> **Prompt**:
Continue the passage about how study participants used digital media, starting right after its last sentence.

=== Exercise passage ===

Differences in languages as they circulate in cultural ecologies tended to shape participants' attitudes toward digital media, as did generational, geographic, and gender differences. Participants' experiences in life also influenced how they valued and used digital technologies. In other words, while the participants shared a reliance on digital communication technologies, they differed markedly in their deployment of these technologies. When we first interviewed Gorjana, for example, she was adamant in her avoidance of social networking sites like Facebook, although today she does maintain a presence on such a site. Like many people, she also avoided activities such as computer gaming which, she felt, distracted people's attention from developing meaningful relationships with others. She did, however, engage in cell phone conversations, chats, and text messaging on a regular basis. Mirza, Tessa, Hannah, and Dipo, in contrast, enjoyed gaming when they were young, while Kate preferred using online forums and chat applications to communicate with friends. The majority of participants today identify Facebook as one of their primary means of staying in touch with others.

=== Extracted data ===

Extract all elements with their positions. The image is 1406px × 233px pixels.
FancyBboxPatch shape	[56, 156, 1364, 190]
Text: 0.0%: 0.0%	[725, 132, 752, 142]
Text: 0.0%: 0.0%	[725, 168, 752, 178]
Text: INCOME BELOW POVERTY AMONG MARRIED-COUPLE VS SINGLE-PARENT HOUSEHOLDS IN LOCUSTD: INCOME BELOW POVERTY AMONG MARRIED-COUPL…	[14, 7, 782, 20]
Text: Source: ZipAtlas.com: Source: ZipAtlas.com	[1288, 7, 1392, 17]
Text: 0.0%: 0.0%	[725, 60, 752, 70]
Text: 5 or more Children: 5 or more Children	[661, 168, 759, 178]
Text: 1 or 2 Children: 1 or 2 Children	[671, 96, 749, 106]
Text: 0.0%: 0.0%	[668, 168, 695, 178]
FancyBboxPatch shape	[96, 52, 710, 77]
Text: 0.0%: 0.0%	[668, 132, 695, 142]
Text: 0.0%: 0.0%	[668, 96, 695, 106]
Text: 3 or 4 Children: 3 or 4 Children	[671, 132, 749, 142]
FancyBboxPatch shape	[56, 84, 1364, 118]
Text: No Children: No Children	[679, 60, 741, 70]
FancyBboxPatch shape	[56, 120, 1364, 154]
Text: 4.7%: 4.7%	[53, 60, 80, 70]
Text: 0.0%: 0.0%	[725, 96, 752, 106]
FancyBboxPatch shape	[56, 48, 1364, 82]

===

> **Task answer**:
In part, these participants' decisions about which technologies to use depended on the forms of technology that resonated with their personal interests and communicative needs, but generational, geographical, and gender differences were also at play. Mirza, for example, one of the youngest coauthors and one of four who were male, was very much at the forefront in the use of technology and was extensively involved in sharing music across the world. His geographical location in Sydney, Australia, a leader in terms of the availability of ICTs, also contributed to his use of computers for a wide variety of activities. Generational issues also seemed to play a role for those born in the 1970s, the early 1980s, or even earlier, for they were less likely to engage in extensive use of digital media—but there are interesting exceptions. For instance, Ismael, born in 1979, used a wide variety of digital media for his teaching of Spanish and for developing personal social networks in New York City; and, in Oslo, Synne, born in 1973, engaged in multimodal composing from the time she entered junior high school, but only developed a passion for digital media when she was introduced to Photoshop in college. In Norway, unlike in Dipo's home of Nigeria or Sophie's Indonesia, these sorts of digital experiences tended to be more readily available across the board at the time when the participants were growing up. Synne's ongoing research in website design, along with her genuine interest in multimodal performances and productions, continues to pull her toward all things digital. Hannah's work in library and information design has had a similar influence. The fact that she created a promotional video for a library where she held an internship serves as an example of her gravitation toward digital projects. Regardless of age, gender, geographical location or interests, however, the coauthors' decisions were richly informed by material conditions within their cultural ecology such as cost, rhetorical requirements of audience and context, and the convenience and availability of access to digital technologies. Despite the differences among them and among the cultural ecologies in which they were immersed, all the coauthors reveal that in today's world, they would be totally lost without ready access to computers and other digital media for their studies, writing, work, recreation, family contacts, and more.